● Required task
Each entry below must be repeated word for word.

● Information supplied
# # # # #
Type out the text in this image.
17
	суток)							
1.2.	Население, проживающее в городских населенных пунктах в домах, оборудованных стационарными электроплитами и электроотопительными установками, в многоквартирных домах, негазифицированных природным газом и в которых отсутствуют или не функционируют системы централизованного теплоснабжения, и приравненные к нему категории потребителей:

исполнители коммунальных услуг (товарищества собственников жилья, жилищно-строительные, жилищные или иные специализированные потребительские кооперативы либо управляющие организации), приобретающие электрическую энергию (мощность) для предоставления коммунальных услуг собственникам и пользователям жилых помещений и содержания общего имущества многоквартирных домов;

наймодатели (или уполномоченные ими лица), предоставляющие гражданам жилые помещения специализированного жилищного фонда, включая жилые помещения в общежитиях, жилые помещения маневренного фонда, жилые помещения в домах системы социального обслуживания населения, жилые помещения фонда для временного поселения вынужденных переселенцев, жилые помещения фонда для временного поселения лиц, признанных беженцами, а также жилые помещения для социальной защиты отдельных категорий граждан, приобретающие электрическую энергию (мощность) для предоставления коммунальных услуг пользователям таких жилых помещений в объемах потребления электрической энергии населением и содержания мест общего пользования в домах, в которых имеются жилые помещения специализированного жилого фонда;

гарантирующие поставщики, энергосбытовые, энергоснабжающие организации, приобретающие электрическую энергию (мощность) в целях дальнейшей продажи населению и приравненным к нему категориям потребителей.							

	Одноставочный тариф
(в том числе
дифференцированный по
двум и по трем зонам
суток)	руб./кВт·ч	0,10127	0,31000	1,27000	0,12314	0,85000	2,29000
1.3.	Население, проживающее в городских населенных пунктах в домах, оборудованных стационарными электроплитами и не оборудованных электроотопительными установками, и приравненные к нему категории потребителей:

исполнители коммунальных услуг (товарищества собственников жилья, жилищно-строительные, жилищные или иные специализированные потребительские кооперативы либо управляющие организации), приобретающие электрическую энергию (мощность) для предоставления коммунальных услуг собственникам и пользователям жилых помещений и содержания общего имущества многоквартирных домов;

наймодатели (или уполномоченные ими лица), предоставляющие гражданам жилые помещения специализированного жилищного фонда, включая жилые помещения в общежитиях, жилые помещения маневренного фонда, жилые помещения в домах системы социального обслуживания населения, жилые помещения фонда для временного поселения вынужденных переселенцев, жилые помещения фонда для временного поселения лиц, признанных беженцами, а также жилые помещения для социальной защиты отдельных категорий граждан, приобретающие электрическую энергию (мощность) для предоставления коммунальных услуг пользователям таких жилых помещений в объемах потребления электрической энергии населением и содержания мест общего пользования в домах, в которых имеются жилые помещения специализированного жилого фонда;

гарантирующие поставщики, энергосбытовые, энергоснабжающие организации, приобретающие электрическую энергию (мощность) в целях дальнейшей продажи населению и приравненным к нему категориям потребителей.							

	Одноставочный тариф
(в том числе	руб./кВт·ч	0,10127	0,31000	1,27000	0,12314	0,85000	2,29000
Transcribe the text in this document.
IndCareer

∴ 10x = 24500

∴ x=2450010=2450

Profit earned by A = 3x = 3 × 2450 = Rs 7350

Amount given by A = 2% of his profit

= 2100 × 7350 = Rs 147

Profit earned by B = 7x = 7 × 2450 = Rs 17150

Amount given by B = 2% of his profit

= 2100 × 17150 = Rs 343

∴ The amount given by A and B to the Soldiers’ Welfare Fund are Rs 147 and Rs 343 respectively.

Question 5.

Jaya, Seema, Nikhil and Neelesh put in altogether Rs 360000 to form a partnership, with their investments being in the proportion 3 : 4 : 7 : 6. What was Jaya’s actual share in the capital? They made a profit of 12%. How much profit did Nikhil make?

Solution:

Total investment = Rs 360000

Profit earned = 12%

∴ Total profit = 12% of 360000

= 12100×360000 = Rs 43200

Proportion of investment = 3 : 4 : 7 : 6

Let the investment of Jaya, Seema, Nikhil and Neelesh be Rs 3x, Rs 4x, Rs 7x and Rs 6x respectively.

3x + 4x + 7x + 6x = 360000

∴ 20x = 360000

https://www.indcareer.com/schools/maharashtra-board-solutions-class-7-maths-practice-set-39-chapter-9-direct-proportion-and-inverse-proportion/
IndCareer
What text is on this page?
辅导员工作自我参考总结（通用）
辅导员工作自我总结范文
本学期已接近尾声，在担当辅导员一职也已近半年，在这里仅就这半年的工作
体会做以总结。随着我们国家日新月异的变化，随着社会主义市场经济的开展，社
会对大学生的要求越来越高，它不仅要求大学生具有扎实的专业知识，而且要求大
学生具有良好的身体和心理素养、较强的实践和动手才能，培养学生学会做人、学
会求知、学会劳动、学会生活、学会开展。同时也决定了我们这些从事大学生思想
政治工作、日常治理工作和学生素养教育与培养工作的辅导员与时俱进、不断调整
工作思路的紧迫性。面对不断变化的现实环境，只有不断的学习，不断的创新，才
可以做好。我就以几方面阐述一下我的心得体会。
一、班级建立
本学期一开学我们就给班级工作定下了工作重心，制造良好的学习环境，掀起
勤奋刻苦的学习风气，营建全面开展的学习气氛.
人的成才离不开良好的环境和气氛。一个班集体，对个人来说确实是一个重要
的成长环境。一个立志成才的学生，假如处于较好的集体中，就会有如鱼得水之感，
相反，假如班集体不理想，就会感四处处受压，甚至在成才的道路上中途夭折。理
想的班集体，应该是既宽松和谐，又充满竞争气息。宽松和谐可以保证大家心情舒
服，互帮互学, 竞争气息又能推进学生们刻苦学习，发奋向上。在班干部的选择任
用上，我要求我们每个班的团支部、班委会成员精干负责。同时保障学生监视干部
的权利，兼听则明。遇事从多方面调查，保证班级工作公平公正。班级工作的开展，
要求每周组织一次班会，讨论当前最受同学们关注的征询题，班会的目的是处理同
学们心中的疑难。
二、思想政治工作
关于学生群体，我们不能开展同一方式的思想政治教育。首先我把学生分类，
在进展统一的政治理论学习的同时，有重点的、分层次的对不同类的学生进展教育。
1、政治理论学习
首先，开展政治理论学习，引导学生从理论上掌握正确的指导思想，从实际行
# # # # #
● Response below
Type out the text in this image.
17
	суток)							
1.2.	Население, проживающее в городских населенных пунктах в домах, оборудованных стационарными электроплитами и электроотопительными установками, в многоквартирных домах, негазифицированных природным газом и в которых отсутствуют или не функционируют системы централизованного теплоснабжения, и приравненные к нему категории потребителей:

исполнители коммунальных услуг (товарищества собственников жилья, жилищно-строительные, жилищные или иные специализированные потребительские кооперативы либо управляющие организации), приобретающие электрическую энергию (мощность) для предоставления коммунальных услуг собственникам и пользователям жилых помещений и содержания общего имущества многоквартирных домов;

наймодатели (или уполномоченные ими лица), предоставляющие гражданам жилые помещения специализированного жилищного фонда, включая жилые помещения в общежитиях, жилые помещения маневренного фонда, жилые помещения в домах системы социального обслуживания населения, жилые помещения фонда для временного поселения вынужденных переселенцев, жилые помещения фонда для временного поселения лиц, признанных беженцами, а также жилые помещения для социальной защиты отдельных категорий граждан, приобретающие электрическую энергию (мощность) для предоставления коммунальных услуг пользователям таких жилых помещений в объемах потребления электрической энергии населением и содержания мест общего пользования в домах, в которых имеются жилые помещения специализированного жилого фонда;

гарантирующие поставщики, энергосбытовые, энергоснабжающие организации, приобретающие электрическую энергию (мощность) в целях дальнейшей продажи населению и приравненным к нему категориям потребителей.							

	Одноставочный тариф
(в том числе
дифференцированный по
двум и по трем зонам
суток)	руб./кВт·ч	0,10127	0,31000	1,27000	0,12314	0,85000	2,29000
1.3.	Население, проживающее в городских населенных пунктах в домах, оборудованных стационарными электроплитами и не оборудованных электроотопительными установками, и приравненные к нему категории потребителей:

исполнители коммунальных услуг (товарищества собственников жилья, жилищно-строительные, жилищные или иные специализированные потребительские кооперативы либо управляющие организации), приобретающие электрическую энергию (мощность) для предоставления коммунальных услуг собственникам и пользователям жилых помещений и содержания общего имущества многоквартирных домов;

наймодатели (или уполномоченные ими лица), предоставляющие гражданам жилые помещения специализированного жилищного фонда, включая жилые помещения в общежитиях, жилые помещения маневренного фонда, жилые помещения в домах системы социального обслуживания населения, жилые помещения фонда для временного поселения вынужденных переселенцев, жилые помещения фонда для временного поселения лиц, признанных беженцами, а также жилые помещения для социальной защиты отдельных категорий граждан, приобретающие электрическую энергию (мощность) для предоставления коммунальных услуг пользователям таких жилых помещений в объемах потребления электрической энергии населением и содержания мест общего пользования в домах, в которых имеются жилые помещения специализированного жилого фонда;

гарантирующие поставщики, энергосбытовые, энергоснабжающие организации, приобретающие электрическую энергию (мощность) в целях дальнейшей продажи населению и приравненным к нему категориям потребителей.							

	Одноставочный тариф
(в том числе	руб./кВт·ч	0,10127	0,31000	1,27000	0,12314	0,85000	2,29000
Transcribe the text in this document.
IndCareer

∴ 10x = 24500

∴ x=2450010=2450

Profit earned by A = 3x = 3 × 2450 = Rs 7350

Amount given by A = 2% of his profit

= 2100 × 7350 = Rs 147

Profit earned by B = 7x = 7 × 2450 = Rs 17150

Amount given by B = 2% of his profit

= 2100 × 17150 = Rs 343

∴ The amount given by A and B to the Soldiers’ Welfare Fund are Rs 147 and Rs 343 respectively.

Question 5.

Jaya, Seema, Nikhil and Neelesh put in altogether Rs 360000 to form a partnership, with their investments being in the proportion 3 : 4 : 7 : 6. What was Jaya’s actual share in the capital? They made a profit of 12%. How much profit did Nikhil make?

Solution:

Total investment = Rs 360000

Profit earned = 12%

∴ Total profit = 12% of 360000

= 12100×360000 = Rs 43200

Proportion of investment = 3 : 4 : 7 : 6

Let the investment of Jaya, Seema, Nikhil and Neelesh be Rs 3x, Rs 4x, Rs 7x and Rs 6x respectively.

3x + 4x + 7x + 6x = 360000

∴ 20x = 360000

https://www.indcareer.com/schools/maharashtra-board-solutions-class-7-maths-practice-set-39-chapter-9-direct-proportion-and-inverse-proportion/
IndCareer
What text is on this page?
辅导员工作自我参考总结（通用）
辅导员工作自我总结范文
本学期已接近尾声，在担当辅导员一职也已近半年，在这里仅就这半年的工作
体会做以总结。随着我们国家日新月异的变化，随着社会主义市场经济的开展，社
会对大学生的要求越来越高，它不仅要求大学生具有扎实的专业知识，而且要求大
学生具有良好的身体和心理素养、较强的实践和动手才能，培养学生学会做人、学
会求知、学会劳动、学会生活、学会开展。同时也决定了我们这些从事大学生思想
政治工作、日常治理工作和学生素养教育与培养工作的辅导员与时俱进、不断调整
工作思路的紧迫性。面对不断变化的现实环境，只有不断的学习，不断的创新，才
可以做好。我就以几方面阐述一下我的心得体会。
一、班级建立
本学期一开学我们就给班级工作定下了工作重心，制造良好的学习环境，掀起
勤奋刻苦的学习风气，营建全面开展的学习气氛.
人的成才离不开良好的环境和气氛。一个班集体，对个人来说确实是一个重要
的成长环境。一个立志成才的学生，假如处于较好的集体中，就会有如鱼得水之感，
相反，假如班集体不理想，就会感四处处受压，甚至在成才的道路上中途夭折。理
想的班集体，应该是既宽松和谐，又充满竞争气息。宽松和谐可以保证大家心情舒
服，互帮互学, 竞争气息又能推进学生们刻苦学习，发奋向上。在班干部的选择任
用上，我要求我们每个班的团支部、班委会成员精干负责。同时保障学生监视干部
的权利，兼听则明。遇事从多方面调查，保证班级工作公平公正。班级工作的开展，
要求每周组织一次班会，讨论当前最受同学们关注的征询题，班会的目的是处理同
学们心中的疑难。
二、思想政治工作
关于学生群体，我们不能开展同一方式的思想政治教育。首先我把学生分类，
在进展统一的政治理论学习的同时，有重点的、分层次的对不同类的学生进展教育。
1、政治理论学习
首先，开展政治理论学习，引导学生从理论上掌握正确的指导思想，从实际行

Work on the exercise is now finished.